**Set task**
What follows are records. Restate all of them word for word.

**Record excerpts**
---*---

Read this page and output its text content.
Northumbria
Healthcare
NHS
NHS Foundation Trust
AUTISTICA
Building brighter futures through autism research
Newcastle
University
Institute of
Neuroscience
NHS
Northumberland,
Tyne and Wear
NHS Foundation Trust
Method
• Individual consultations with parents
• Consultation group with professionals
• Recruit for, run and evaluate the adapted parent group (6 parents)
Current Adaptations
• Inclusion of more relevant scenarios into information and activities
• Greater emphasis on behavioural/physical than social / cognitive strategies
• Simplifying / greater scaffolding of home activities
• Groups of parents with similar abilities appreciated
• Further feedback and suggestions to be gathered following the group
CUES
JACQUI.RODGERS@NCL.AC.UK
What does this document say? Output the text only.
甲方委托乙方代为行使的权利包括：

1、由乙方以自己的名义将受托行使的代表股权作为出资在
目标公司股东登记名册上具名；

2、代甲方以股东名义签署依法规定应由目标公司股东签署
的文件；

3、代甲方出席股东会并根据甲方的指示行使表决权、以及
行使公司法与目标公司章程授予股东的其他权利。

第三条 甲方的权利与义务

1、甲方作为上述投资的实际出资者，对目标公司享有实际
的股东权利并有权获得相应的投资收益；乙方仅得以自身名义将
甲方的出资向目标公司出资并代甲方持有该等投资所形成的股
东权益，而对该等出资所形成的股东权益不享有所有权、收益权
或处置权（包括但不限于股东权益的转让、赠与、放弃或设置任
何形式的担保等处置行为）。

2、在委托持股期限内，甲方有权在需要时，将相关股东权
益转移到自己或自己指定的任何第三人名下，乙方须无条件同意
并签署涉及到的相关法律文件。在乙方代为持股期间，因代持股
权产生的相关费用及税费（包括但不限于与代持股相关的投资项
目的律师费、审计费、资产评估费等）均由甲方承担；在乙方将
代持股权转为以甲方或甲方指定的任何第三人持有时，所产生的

---*---

**Expected answer**
Read this page and output its text content.
Northumbria
Healthcare
NHS
NHS Foundation Trust
AUTISTICA
Building brighter futures through autism research
Newcastle
University
Institute of
Neuroscience
NHS
Northumberland,
Tyne and Wear
NHS Foundation Trust
Method
• Individual consultations with parents
• Consultation group with professionals
• Recruit for, run and evaluate the adapted parent group (6 parents)
Current Adaptations
• Inclusion of more relevant scenarios into information and activities
• Greater emphasis on behavioural/physical than social / cognitive strategies
• Simplifying / greater scaffolding of home activities
• Groups of parents with similar abilities appreciated
• Further feedback and suggestions to be gathered following the group
CUES
JACQUI.RODGERS@NCL.AC.UK
What does this document say? Output the text only.
甲方委托乙方代为行使的权利包括：

1、由乙方以自己的名义将受托行使的代表股权作为出资在
目标公司股东登记名册上具名；

2、代甲方以股东名义签署依法规定应由目标公司股东签署
的文件；

3、代甲方出席股东会并根据甲方的指示行使表决权、以及
行使公司法与目标公司章程授予股东的其他权利。

第三条 甲方的权利与义务

1、甲方作为上述投资的实际出资者，对目标公司享有实际
的股东权利并有权获得相应的投资收益；乙方仅得以自身名义将
甲方的出资向目标公司出资并代甲方持有该等投资所形成的股
东权益，而对该等出资所形成的股东权益不享有所有权、收益权
或处置权（包括但不限于股东权益的转让、赠与、放弃或设置任
何形式的担保等处置行为）。

2、在委托持股期限内，甲方有权在需要时，将相关股东权
益转移到自己或自己指定的任何第三人名下，乙方须无条件同意
并签署涉及到的相关法律文件。在乙方代为持股期间，因代持股
权产生的相关费用及税费（包括但不限于与代持股相关的投资项
目的律师费、审计费、资产评估费等）均由甲方承担；在乙方将
代持股权转为以甲方或甲方指定的任何第三人持有时，所产生的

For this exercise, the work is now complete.